Your task >> In the records below, find each line with the word "precipitation" and copy it.

Items >>
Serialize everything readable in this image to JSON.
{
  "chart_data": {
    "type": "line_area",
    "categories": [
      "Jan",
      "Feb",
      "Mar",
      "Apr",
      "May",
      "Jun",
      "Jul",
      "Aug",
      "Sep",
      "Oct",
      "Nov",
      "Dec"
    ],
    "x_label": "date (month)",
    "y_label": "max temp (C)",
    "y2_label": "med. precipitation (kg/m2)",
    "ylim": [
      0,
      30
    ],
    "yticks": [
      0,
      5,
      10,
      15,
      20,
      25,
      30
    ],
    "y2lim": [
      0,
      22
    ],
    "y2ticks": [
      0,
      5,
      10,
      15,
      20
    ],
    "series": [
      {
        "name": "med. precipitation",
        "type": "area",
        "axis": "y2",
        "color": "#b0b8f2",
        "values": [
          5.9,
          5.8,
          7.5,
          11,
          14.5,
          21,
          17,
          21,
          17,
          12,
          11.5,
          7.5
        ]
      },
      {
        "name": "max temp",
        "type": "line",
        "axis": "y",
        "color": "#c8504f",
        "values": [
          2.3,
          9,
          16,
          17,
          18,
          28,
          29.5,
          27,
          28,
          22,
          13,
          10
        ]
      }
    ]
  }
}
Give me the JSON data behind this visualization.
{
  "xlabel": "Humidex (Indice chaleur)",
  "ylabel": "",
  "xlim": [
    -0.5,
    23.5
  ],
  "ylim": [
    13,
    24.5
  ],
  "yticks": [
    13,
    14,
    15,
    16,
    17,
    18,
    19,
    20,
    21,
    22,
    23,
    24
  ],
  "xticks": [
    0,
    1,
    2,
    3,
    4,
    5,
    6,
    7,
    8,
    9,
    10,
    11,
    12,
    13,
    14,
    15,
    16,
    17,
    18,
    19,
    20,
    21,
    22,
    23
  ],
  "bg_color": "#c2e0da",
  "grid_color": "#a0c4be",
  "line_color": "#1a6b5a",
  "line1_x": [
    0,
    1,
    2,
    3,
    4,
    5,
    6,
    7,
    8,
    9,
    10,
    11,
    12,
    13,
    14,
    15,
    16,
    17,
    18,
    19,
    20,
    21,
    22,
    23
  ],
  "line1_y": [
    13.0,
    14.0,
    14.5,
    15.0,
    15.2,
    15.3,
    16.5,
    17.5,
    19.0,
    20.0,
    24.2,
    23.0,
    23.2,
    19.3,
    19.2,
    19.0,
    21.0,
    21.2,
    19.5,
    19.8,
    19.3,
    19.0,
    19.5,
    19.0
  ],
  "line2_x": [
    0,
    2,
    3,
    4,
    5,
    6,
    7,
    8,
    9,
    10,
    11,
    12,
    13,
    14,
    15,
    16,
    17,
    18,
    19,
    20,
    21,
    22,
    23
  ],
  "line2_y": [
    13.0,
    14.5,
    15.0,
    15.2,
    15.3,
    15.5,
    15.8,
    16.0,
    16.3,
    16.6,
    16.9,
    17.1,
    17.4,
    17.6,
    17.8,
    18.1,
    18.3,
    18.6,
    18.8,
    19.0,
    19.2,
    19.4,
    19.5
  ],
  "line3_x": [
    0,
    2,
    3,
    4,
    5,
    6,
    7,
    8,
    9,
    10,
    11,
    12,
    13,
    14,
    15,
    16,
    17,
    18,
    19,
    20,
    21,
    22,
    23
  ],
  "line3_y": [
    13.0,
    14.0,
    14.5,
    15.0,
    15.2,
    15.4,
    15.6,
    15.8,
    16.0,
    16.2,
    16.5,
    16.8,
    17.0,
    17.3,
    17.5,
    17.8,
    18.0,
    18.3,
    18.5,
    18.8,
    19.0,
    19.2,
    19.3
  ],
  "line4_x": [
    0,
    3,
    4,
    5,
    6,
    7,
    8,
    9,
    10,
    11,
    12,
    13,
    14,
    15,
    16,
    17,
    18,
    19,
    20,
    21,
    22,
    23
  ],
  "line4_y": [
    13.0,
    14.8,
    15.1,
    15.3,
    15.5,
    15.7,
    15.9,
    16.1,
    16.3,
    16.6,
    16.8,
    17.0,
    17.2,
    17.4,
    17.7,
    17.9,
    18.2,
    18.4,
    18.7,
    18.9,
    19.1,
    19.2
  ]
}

Expected answer >>
    "y2_label": "med. precipitation (kg/m2)",
        "name": "med. precipitation",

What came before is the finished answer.